(Exercise): Give the number of lines in the entries that contain "this". State only the count.

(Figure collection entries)
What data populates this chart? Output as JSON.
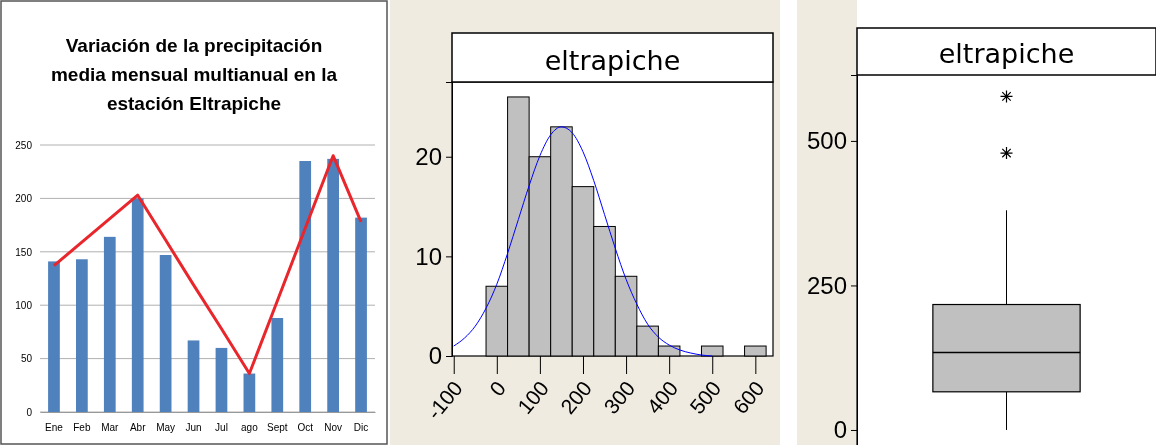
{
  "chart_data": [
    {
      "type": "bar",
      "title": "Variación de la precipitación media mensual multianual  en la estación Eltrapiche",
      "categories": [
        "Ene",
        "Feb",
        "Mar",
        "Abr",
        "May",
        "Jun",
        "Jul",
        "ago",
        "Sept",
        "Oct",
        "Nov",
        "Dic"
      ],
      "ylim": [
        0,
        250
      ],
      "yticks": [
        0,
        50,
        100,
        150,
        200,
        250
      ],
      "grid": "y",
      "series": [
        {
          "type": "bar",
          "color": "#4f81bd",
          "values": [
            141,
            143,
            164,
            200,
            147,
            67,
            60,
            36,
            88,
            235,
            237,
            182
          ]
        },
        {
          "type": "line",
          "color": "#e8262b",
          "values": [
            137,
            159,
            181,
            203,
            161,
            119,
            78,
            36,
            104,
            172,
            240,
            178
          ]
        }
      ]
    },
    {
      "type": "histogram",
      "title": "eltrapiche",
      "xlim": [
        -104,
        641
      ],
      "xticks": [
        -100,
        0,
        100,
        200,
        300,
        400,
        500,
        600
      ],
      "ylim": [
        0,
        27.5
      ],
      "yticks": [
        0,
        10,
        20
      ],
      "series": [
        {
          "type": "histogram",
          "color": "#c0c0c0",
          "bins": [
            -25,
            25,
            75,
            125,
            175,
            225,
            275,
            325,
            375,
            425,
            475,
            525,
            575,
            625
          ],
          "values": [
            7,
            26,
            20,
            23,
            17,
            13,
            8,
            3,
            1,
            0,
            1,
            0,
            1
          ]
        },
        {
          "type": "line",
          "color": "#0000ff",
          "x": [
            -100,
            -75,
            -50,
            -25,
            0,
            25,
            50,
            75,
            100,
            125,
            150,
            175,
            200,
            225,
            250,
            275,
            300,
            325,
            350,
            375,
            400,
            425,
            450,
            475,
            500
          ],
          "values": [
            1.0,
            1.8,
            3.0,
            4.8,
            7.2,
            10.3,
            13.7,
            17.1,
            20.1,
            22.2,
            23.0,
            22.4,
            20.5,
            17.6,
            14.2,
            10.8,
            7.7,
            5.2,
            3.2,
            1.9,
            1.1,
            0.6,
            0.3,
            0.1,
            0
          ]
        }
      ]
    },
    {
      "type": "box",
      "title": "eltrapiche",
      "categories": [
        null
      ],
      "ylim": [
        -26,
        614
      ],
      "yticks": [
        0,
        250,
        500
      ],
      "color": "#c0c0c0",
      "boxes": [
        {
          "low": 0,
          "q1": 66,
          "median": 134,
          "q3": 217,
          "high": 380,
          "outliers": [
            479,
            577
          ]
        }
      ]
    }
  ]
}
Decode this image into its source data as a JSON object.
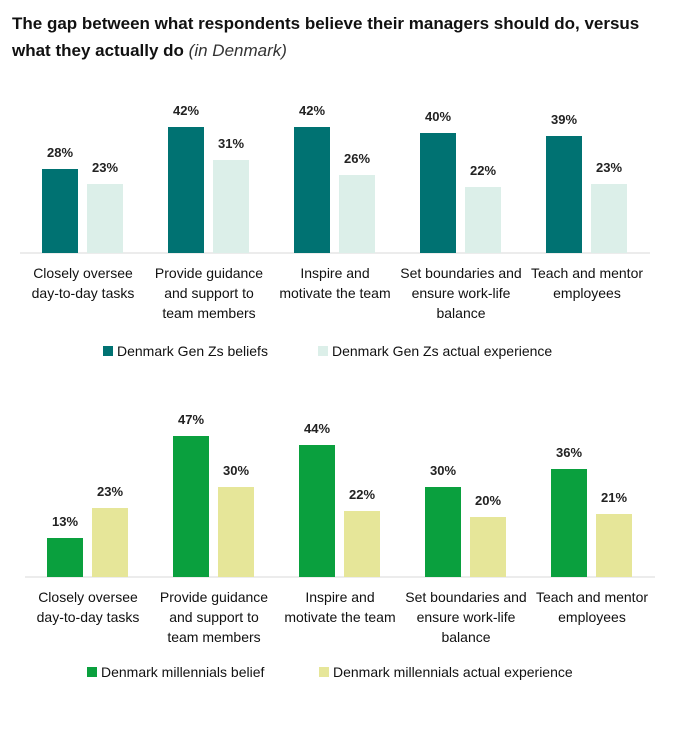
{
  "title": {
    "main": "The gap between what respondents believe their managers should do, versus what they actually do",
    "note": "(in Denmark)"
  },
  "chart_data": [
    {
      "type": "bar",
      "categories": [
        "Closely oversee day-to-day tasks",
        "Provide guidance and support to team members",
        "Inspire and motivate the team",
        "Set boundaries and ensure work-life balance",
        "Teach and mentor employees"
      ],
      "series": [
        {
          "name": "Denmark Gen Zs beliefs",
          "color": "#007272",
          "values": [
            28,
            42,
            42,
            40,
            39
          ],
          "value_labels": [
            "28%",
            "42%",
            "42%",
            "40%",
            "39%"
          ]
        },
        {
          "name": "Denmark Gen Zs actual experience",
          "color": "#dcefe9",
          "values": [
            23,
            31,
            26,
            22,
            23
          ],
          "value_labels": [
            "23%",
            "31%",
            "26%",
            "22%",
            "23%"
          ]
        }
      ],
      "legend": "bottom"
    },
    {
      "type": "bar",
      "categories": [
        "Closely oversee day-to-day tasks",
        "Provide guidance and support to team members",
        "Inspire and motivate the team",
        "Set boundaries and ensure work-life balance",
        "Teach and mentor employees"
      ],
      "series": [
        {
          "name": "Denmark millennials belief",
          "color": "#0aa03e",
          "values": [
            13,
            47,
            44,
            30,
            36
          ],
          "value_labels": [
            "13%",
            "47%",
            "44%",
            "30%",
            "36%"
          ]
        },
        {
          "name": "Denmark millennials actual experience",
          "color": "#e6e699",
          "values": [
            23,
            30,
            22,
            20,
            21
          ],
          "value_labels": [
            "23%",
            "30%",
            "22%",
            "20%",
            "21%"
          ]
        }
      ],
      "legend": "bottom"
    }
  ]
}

(Written reply): 2